# start of Excerpt to read

Should You "Trust" Your Computers?

Released:

July 23, 2015

 

 

Let's admit it. We trust our computers more than almost everything (and everybody) else. We put there our name(s), addresses, passwords, important documents, “crush” photos and selfies, blooper videos, music projects among others. We jot down there our schedule. We provide financial information to shop or to pay our games. We use it for navigation and communication.

 

Own it, we cannot live without gadgets. But does your computer trust you? Should you trust your computers?

 

Let us say for example, you posted your basic information on Facebook. That includes your name, school, birthday, address, email addresses and telephone numbers. This can already be used for identity theft. Thieves use this to make fake profiles in social media accounts and buy and sell accounts.

 

You posted on Facebook. You were in a particular coffee shop in Ortigas with the GPS information in it. You added photos and tagged it with your friends. In effect, the social site, the app, another apps and companies connected to your account to eavesdrop what you were doing and your location. Later on, you were in surprised logging in the same device with a different app seeing your recent searches, Facebook “likes” and preferences, many intrusive advertisements and other suggestions related to it. You logged in to anotherdevice and it also happens in your browser. You then found out that apps in your smartphone are looking for your usage pattern as the base of their proposals to you.

# end of Excerpt to read
# start of Given records

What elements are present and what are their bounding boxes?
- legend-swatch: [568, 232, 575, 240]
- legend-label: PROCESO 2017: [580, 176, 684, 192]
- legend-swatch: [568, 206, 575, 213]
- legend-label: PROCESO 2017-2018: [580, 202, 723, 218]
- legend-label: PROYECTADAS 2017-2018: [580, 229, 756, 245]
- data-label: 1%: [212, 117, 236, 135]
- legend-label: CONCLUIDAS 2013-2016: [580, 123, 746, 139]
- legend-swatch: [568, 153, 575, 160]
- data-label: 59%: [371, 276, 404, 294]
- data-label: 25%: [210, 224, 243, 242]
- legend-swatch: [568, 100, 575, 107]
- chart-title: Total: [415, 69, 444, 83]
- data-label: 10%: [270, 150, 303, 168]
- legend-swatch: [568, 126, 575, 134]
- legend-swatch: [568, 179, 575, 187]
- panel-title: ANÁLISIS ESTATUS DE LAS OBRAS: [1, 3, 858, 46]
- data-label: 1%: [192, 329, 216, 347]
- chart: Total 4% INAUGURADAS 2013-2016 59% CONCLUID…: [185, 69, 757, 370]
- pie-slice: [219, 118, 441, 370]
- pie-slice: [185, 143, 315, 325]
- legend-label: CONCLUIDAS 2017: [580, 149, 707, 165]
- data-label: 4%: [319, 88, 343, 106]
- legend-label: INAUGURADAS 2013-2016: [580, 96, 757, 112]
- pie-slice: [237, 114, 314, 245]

# end of Given records
# start of Given records

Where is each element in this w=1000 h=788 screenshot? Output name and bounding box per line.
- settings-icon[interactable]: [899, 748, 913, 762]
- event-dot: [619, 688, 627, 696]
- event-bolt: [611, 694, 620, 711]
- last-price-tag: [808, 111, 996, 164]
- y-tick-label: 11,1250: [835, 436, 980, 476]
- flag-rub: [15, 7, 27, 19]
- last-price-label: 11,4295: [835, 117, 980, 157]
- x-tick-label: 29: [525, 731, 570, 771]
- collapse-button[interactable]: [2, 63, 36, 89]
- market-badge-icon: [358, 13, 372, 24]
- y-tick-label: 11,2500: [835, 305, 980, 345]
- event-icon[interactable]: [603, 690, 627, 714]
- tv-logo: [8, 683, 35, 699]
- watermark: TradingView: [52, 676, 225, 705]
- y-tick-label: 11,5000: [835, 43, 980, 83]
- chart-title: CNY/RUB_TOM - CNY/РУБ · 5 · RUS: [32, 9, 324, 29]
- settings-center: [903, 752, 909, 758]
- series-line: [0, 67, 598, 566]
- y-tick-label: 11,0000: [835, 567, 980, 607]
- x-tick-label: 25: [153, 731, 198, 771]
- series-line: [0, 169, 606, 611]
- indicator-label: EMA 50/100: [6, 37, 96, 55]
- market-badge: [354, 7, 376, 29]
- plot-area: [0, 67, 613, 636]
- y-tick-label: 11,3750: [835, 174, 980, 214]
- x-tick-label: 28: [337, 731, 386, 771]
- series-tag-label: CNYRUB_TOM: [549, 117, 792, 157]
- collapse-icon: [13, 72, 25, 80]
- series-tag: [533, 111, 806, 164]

# end of Given records

--- Goal ---
Reproduce the passage of the article on trusting computers that begins at the words "Let's admit it." and stops after "trust your computers?".

--- Answer to this problem ---
Let's admit it. We trust our computers more than almost everything (and everybody) else. We put there our name(s), addresses, passwords, important documents, “crush” photos and selfies, blooper videos, music projects among others. We jot down there our schedule. We provide financial information to shop or to pay our games. We use it for navigation and communication.

 

Own it, we cannot live without gadgets. But does your computer trust you? Should you trust your computers?